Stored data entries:
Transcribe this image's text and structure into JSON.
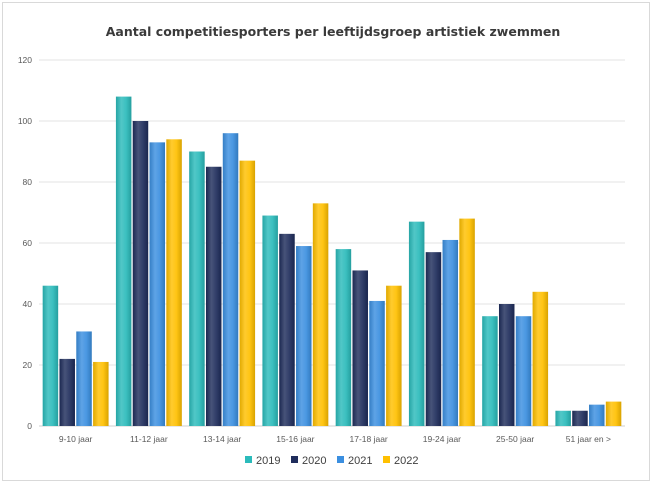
{
  "chart_data": {
    "type": "bar",
    "title": "Aantal competitiesporters per leeftijdsgroep artistiek zwemmen",
    "xlabel": "",
    "ylabel": "",
    "ylim": [
      0,
      120
    ],
    "yticks": [
      "0",
      "20",
      "40",
      "60",
      "80",
      "100",
      "120"
    ],
    "grid": true,
    "legend_position": "bottom",
    "categories": [
      "9-10 jaar",
      "11-12 jaar",
      "13-14 jaar",
      "15-16 jaar",
      "17-18 jaar",
      "19-24 jaar",
      "25-50 jaar",
      "51 jaar en >"
    ],
    "series": [
      {
        "name": "2019",
        "color": "#2bbbbb",
        "values": [
          46,
          108,
          90,
          69,
          58,
          67,
          36,
          5
        ]
      },
      {
        "name": "2020",
        "color": "#1f2d5c",
        "values": [
          22,
          100,
          85,
          63,
          51,
          57,
          40,
          5
        ]
      },
      {
        "name": "2021",
        "color": "#3b8fe0",
        "values": [
          31,
          93,
          96,
          59,
          41,
          61,
          36,
          7
        ]
      },
      {
        "name": "2022",
        "color": "#ffc000",
        "values": [
          21,
          94,
          87,
          73,
          46,
          68,
          44,
          8
        ]
      }
    ]
  }
}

◆ **Written exercise**
Reproduce every line precisely as given, omitting all pictures.

◆ **Exercise answer**
Transcribe this image's text and structure into JSON.
{
  "chart_data": {
    "type": "bar",
    "title": "Aantal competitiesporters per leeftijdsgroep artistiek zwemmen",
    "xlabel": "",
    "ylabel": "",
    "ylim": [
      0,
      120
    ],
    "yticks": [
      "0",
      "20",
      "40",
      "60",
      "80",
      "100",
      "120"
    ],
    "grid": true,
    "legend_position": "bottom",
    "categories": [
      "9-10 jaar",
      "11-12 jaar",
      "13-14 jaar",
      "15-16 jaar",
      "17-18 jaar",
      "19-24 jaar",
      "25-50 jaar",
      "51 jaar en >"
    ],
    "series": [
      {
        "name": "2019",
        "color": "#2bbbbb",
        "values": [
          46,
          108,
          90,
          69,
          58,
          67,
          36,
          5
        ]
      },
      {
        "name": "2020",
        "color": "#1f2d5c",
        "values": [
          22,
          100,
          85,
          63,
          51,
          57,
          40,
          5
        ]
      },
      {
        "name": "2021",
        "color": "#3b8fe0",
        "values": [
          31,
          93,
          96,
          59,
          41,
          61,
          36,
          7
        ]
      },
      {
        "name": "2022",
        "color": "#ffc000",
        "values": [
          21,
          94,
          87,
          73,
          46,
          68,
          44,
          8
        ]
      }
    ]
  }
}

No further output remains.